WHAT IS EXPECTED => Continue the article on the Georgian love poem "Suliko" from the point where it stops.

PASSAGE TO READ =>

################

= Suliko =

Georgian love poem

Suliko (სულიკო, /ka/) is a Georgian unisex name meaning "soul". It is also the title of a love poem written in 1895 by Akaki Tsereteli, which became widely known throughout the Soviet Union as a song performed with music composed by Akaki's relative Varinka Tsereteli (in 1895), at the former's request. In that form it was often performed on radio during Joseph Stalin's rule, reputedly because it was his favorite. It was translated to and performed in multiple languages including Russian, Ukrainian, Polish, Romanian, English, German, Basque, Chinese, and Hebrew.

Due to Tsereteli’s close affiliation with the Georgian national liberation movement, Suliko is also imbued with his wish of an independent Georgian homeland, a manifest of the existential search of Akaki. As well as this, Suliko has also become a symbol, taking on a variety of interpretations by scholars throughout the decade. According to Akaki Bakradze, the sequential imageries of the rose, the nightingale, and the star trace a vertical ascent in search of God and "The Lost Paradise" that mankind was exiled from. Emzar Kvitaishvili expands on this idea, arguing that the search for Suliko as the embodiment of Supreme Love is associated with the search for God. Besides religious interpretations, Suliko is also a symbol for the ethereal, unattainable dream that occupies the vision of every listener, be it a pursuit for self-reconciliation, or the discovery for one's position in life.

################

DATA SUPPLIED =>
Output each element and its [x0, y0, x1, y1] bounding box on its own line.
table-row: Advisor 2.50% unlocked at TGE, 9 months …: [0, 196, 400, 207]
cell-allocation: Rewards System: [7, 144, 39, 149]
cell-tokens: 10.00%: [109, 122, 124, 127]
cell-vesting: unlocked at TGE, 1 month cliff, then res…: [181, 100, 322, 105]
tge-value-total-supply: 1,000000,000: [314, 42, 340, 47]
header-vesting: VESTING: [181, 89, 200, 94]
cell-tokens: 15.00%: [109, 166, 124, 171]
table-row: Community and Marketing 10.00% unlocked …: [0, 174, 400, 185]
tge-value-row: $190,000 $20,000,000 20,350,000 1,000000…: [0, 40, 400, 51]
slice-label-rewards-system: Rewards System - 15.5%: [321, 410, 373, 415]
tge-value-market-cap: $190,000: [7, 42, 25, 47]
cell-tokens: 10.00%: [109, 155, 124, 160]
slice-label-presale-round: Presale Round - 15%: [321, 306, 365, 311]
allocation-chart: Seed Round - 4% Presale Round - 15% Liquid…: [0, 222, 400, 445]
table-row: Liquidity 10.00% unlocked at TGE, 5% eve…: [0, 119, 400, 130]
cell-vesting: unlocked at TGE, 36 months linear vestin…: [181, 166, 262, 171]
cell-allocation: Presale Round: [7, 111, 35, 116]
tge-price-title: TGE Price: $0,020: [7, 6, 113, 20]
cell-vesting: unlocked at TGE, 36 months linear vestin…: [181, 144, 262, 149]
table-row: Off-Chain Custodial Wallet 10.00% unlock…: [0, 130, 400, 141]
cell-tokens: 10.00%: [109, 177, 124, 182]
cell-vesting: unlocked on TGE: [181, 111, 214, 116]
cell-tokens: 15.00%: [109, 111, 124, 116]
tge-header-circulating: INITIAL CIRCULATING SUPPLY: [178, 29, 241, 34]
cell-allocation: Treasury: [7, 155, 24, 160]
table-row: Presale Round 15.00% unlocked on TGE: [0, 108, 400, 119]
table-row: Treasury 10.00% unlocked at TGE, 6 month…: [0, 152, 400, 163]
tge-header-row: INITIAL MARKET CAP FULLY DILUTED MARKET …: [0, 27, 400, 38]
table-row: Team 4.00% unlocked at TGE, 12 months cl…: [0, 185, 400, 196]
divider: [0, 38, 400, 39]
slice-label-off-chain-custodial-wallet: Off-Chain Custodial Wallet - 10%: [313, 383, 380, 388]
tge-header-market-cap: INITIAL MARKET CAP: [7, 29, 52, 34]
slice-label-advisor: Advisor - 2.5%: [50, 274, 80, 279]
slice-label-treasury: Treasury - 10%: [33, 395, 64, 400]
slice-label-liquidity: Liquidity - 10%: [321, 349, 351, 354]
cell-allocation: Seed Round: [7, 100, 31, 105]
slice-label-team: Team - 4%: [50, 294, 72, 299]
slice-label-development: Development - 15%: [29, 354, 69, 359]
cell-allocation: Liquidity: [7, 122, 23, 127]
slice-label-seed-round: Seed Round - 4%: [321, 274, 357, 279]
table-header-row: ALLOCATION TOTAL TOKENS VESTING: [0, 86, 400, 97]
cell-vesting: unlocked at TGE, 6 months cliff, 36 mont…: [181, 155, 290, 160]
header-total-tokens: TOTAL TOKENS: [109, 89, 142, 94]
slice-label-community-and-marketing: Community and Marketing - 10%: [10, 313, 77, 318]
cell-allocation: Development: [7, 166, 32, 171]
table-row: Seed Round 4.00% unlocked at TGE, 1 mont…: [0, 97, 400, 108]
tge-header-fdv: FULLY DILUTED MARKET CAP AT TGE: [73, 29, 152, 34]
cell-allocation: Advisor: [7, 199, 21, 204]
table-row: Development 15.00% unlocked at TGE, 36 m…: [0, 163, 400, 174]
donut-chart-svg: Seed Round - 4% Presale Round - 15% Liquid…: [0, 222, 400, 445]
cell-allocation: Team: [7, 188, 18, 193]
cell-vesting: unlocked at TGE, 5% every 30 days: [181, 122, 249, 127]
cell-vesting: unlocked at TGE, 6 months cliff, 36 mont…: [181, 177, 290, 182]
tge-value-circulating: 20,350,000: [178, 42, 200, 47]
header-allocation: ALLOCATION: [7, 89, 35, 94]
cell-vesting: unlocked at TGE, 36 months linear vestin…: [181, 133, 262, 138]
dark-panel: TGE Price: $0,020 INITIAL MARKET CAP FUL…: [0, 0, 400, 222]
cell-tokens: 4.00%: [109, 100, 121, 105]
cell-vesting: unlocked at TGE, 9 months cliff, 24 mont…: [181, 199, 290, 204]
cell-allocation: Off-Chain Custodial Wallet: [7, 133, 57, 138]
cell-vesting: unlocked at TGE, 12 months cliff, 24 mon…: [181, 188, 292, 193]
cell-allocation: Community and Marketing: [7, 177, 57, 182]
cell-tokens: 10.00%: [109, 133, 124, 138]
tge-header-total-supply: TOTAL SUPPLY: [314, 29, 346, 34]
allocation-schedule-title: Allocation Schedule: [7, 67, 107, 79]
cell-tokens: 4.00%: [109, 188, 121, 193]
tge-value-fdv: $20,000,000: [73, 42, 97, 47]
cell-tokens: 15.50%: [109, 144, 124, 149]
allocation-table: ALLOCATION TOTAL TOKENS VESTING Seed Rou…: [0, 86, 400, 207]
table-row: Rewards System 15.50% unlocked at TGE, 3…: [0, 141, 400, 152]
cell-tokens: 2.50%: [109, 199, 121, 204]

################

RESPONSE =>
Poet and folklorist Eter Tataraidze tells a story she heard in Tetritskaro Region village Toneti, according to which, Akaki has dedicated this poem to Suliko Samadashvili from Toneti; Akaki was friend with Samadashvili’s brother and was shocked by his tragic death; Suliko, who went to the town to buy clothes for the wedding was killed by wild animal in the forest and the bones were found only after several months of searching. According to the story, when Akaki came to the grave, he found Suliko’s beloved crying tears over the grave in despair. That is why, the initial line – „ჩემი ძმის საფლავს ვეძებდი, ვერ ვნახე, დაკარგულიყო“, {“I was searching for my brother’s grave, but could not find it, it has been lost”}, he changed to – „საყვარლის საფლავს ვეძებდი, ვერ ვნახე, დაკარგულიყო“, {“I was searching for my beloved’s grave, but could not find it, it has been lost”...} Obviously, a folk saying is far from true historic fact, though it reveals the far-reaching cultural influence this piece has in the folklore and beliefs of Georgians.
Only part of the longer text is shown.